TASK TO CARRY OUT
Show every line in the records below that contains the word "小马过河说课稿三篇".

Dataset entries
****************

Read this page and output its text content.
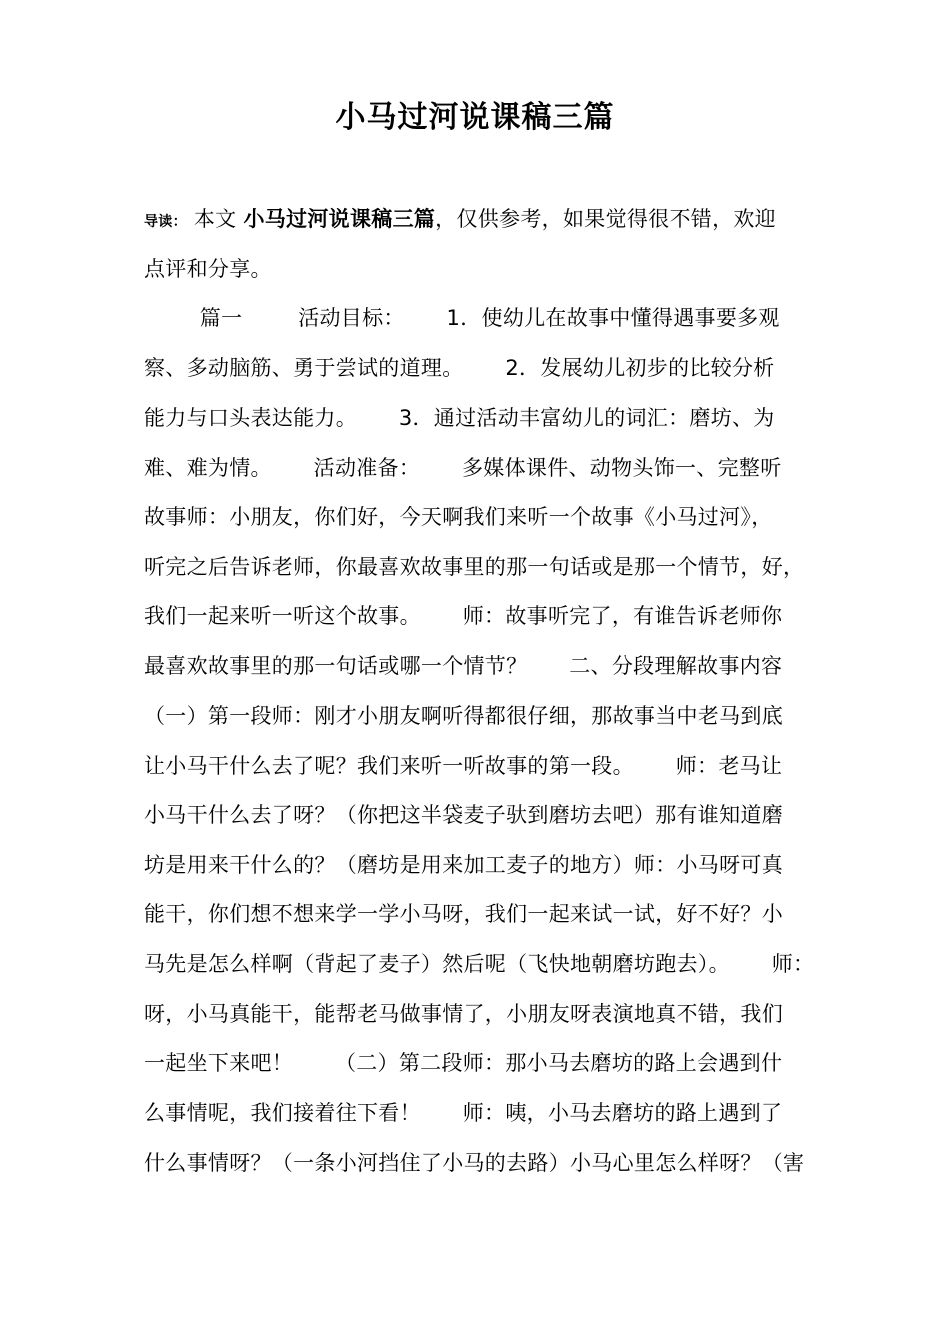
小马过河说课稿三篇
导读： 本文 小马过河说课稿三篇，仅供参考，如果觉得很不错，欢迎
点评和分享。
篇一        活动目标：      1．使幼儿在故事中懂得遇事要多观
察、多动脑筋、勇于尝试的道理。      2．发展幼儿初步的比较分析
能力与口头表达能力。      3．通过活动丰富幼儿的词汇：磨坊、为
难、难为情。      活动准备：      多媒体课件、动物头饰一、完整听
故事师：小朋友，你们好，今天啊我们来听一个故事《小马过河》，
听完之后告诉老师，你最喜欢故事里的那一句话或是那一个情节，好，
我们一起来听一听这个故事。      师：故事听完了，有谁告诉老师你
最喜欢故事里的那一句话或哪一个情节？      二、分段理解故事内容
（一）第一段师：刚才小朋友啊听得都很仔细，那故事当中老马到底
让小马干什么去了呢？我们来听一听故事的第一段。      师：老马让
小马干什么去了呀？（你把这半袋麦子驮到磨坊去吧）那有谁知道磨
坊是用来干什么的？（磨坊是用来加工麦子的地方）师：小马呀可真
能干，你们想不想来学一学小马呀，我们一起来试一试，好不好？小
马先是怎么样啊（背起了麦子）然后呢（飞快地朝磨坊跑去）。      师：
呀，小马真能干，能帮老马做事情了，小朋友呀表演地真不错，我们
一起坐下来吧！      （二）第二段师：那小马去磨坊的路上会遇到什
么事情呢，我们接着往下看！      师：咦，小马去磨坊的路上遇到了
什么事情呀？（一条小河挡住了小马的去路）小马心里怎么样呀？（害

****************

FULL OUTPUT
小马过河说课稿三篇
导读： 本文 小马过河说课稿三篇，仅供参考，如果觉得很不错，欢迎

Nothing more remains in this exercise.